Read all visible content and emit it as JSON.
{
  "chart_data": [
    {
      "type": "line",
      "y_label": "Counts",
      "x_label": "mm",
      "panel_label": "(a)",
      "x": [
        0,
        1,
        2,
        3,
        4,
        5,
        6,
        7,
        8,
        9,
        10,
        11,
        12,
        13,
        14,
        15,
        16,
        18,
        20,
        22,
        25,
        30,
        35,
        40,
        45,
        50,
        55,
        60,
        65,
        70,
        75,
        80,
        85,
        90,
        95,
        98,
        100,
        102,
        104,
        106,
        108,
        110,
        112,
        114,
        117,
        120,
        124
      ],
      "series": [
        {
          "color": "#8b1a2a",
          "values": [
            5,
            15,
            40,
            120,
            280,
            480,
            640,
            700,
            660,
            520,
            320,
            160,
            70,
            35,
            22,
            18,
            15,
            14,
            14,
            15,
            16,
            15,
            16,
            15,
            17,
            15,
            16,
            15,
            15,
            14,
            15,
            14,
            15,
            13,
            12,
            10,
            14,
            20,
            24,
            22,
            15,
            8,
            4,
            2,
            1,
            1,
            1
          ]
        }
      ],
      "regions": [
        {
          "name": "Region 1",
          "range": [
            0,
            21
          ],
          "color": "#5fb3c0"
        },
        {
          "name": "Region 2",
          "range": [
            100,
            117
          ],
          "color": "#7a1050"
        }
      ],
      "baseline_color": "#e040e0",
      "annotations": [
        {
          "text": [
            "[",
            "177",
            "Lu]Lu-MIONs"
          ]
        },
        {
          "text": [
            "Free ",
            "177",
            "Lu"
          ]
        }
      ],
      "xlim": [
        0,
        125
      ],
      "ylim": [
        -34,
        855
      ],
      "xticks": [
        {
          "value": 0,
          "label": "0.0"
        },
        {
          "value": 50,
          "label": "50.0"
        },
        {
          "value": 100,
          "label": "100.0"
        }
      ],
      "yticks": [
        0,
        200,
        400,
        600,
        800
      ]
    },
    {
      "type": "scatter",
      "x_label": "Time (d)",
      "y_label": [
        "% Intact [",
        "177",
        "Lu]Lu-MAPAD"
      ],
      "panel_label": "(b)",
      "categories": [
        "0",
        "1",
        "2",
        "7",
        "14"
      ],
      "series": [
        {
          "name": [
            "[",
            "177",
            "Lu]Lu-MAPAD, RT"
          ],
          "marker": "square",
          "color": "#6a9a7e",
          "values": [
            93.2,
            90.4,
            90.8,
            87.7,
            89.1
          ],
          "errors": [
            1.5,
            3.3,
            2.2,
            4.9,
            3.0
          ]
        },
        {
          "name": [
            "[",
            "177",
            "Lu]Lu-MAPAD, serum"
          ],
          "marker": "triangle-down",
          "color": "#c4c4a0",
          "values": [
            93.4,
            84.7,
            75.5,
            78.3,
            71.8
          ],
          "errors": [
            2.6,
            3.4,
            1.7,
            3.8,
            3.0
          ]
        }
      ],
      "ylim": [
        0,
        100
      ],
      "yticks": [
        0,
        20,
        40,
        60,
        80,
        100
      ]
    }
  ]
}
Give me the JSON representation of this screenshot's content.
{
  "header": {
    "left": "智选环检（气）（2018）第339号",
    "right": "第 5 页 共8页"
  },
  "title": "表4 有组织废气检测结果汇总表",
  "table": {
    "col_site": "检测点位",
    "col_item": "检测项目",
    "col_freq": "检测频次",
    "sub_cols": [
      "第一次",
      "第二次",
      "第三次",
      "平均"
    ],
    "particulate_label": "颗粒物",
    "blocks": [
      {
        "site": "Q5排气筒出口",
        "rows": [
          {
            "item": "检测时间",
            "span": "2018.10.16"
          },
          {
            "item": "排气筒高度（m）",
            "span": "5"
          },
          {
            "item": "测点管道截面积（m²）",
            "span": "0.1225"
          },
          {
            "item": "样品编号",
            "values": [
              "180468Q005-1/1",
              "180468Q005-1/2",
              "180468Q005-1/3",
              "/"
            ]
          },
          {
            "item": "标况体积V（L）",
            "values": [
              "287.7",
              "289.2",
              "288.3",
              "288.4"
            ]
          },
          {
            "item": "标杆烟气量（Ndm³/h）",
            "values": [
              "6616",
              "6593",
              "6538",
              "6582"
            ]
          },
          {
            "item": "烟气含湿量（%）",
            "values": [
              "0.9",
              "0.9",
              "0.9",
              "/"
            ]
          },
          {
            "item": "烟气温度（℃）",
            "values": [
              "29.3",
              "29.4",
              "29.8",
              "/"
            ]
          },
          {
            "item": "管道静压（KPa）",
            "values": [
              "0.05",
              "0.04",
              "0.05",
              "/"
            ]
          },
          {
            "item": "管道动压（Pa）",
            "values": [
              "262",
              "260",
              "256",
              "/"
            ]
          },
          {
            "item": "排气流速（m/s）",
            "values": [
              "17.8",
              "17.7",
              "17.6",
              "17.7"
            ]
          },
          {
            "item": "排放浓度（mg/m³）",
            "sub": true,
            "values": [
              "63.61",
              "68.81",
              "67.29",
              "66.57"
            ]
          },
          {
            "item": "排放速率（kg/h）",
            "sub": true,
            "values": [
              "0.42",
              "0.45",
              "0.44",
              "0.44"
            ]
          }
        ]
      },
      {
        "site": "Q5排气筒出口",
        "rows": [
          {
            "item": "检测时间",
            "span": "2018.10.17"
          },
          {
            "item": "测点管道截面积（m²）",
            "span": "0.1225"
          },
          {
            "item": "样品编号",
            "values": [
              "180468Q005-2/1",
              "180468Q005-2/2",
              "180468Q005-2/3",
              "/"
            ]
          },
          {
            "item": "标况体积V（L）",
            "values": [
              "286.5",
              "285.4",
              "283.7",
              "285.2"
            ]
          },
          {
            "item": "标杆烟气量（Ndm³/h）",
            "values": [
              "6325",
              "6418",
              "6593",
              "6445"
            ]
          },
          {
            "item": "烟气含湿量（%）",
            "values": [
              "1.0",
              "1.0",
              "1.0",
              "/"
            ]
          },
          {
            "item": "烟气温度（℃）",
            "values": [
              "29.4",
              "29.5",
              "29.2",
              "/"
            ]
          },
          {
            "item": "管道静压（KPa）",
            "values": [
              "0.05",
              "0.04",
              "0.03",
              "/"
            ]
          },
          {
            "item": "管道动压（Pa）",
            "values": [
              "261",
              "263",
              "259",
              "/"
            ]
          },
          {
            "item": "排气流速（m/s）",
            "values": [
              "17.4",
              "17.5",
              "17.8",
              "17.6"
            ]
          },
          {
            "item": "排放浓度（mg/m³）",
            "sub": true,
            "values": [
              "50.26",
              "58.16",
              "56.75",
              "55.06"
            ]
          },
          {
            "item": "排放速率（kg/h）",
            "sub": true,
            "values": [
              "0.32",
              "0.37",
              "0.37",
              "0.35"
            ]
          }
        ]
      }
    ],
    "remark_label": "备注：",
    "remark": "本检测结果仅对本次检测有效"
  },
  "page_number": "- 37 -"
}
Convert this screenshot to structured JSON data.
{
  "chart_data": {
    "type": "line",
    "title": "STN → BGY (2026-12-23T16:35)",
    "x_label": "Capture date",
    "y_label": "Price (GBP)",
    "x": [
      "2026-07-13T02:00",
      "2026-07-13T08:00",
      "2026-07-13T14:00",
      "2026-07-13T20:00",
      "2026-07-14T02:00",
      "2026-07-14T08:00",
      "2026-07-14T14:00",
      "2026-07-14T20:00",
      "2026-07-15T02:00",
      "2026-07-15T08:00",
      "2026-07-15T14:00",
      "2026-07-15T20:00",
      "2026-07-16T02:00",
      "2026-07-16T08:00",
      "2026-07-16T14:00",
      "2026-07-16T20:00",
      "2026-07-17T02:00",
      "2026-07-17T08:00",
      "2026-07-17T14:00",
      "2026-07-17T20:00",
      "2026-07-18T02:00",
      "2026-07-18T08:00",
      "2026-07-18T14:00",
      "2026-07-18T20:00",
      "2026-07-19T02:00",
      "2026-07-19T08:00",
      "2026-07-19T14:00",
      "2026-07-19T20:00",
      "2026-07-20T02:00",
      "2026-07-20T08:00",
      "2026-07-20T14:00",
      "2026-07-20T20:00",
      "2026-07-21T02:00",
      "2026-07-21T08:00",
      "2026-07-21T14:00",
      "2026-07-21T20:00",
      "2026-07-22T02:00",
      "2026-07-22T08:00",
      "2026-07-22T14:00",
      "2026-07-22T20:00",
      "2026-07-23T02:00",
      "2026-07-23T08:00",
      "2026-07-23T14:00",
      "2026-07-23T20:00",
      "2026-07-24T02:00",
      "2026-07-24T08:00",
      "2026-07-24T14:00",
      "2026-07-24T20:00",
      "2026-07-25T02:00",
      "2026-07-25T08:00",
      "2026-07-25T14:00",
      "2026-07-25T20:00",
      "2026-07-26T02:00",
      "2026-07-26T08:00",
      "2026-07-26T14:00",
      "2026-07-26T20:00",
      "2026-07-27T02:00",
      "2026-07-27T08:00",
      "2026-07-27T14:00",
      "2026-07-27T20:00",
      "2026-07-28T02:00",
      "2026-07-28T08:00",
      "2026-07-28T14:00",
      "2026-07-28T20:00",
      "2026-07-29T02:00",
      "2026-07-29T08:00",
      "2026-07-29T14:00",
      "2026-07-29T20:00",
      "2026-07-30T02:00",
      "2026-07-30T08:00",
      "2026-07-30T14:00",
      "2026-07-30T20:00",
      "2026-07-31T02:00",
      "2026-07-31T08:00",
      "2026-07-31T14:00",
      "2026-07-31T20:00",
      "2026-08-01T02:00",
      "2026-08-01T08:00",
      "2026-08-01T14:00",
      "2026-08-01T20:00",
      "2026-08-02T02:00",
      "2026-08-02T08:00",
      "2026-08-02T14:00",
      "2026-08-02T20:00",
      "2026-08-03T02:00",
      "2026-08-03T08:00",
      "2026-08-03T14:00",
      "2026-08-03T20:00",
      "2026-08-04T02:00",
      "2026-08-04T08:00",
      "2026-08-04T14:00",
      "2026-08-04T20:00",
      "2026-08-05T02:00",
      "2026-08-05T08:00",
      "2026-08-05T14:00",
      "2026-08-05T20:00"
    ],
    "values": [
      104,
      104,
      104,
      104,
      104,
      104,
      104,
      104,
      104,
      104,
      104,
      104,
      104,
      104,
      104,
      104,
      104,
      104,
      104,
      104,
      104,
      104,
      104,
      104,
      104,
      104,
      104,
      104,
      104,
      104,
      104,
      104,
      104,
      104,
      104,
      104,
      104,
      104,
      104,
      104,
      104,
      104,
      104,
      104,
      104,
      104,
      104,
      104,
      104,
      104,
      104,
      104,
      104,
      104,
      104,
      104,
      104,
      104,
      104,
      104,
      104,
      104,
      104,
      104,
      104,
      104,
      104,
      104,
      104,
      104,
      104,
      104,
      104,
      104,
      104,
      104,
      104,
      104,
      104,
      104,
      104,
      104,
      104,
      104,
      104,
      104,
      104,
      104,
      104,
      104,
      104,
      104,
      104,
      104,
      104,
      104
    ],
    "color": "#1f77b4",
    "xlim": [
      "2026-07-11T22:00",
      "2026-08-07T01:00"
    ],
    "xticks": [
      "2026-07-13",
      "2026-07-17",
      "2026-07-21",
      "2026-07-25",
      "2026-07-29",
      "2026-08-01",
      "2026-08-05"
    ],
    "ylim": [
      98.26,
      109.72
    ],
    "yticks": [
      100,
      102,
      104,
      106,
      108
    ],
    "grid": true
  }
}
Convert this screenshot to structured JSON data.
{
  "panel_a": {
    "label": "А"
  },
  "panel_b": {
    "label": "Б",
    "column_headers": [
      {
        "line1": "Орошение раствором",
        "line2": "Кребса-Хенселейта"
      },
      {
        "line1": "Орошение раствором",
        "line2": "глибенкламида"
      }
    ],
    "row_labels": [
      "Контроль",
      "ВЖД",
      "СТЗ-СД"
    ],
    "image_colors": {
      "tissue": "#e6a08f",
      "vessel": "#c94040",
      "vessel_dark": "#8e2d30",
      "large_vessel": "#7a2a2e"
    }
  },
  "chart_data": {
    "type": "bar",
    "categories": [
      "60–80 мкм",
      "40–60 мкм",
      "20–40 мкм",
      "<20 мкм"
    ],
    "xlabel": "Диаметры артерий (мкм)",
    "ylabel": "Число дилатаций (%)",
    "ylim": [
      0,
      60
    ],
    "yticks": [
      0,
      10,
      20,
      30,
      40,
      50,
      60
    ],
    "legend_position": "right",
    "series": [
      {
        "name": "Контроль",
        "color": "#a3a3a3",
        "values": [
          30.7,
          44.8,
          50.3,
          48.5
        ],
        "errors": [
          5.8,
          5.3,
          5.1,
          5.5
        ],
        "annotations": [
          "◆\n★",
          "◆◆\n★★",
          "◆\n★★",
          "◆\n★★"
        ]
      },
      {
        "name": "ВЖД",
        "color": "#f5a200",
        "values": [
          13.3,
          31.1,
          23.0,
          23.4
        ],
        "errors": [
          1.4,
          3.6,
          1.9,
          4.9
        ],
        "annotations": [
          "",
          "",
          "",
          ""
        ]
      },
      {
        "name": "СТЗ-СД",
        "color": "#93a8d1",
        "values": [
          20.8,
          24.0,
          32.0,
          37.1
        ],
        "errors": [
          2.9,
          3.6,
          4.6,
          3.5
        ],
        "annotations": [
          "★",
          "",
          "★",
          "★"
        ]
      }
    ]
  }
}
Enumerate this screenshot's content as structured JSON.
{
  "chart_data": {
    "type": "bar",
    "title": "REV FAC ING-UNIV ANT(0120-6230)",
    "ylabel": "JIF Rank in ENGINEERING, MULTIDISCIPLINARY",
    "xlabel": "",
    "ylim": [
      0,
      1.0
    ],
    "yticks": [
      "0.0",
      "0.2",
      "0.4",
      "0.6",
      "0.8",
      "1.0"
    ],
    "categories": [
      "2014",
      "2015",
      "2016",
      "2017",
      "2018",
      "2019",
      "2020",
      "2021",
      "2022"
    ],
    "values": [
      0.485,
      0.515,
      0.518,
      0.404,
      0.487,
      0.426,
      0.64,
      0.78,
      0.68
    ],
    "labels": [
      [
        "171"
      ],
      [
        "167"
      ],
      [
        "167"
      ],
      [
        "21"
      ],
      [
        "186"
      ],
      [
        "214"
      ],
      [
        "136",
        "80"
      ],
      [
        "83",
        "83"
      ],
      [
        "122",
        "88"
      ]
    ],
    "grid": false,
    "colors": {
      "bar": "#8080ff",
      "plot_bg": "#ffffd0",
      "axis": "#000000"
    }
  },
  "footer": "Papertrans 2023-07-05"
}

-.-.-

== INSTRUCTIONS TO FOLLOW ==
Count the lines above that contain the word "right". Give only the number.

== RESPONSE TO THIS EXERCISE ==
2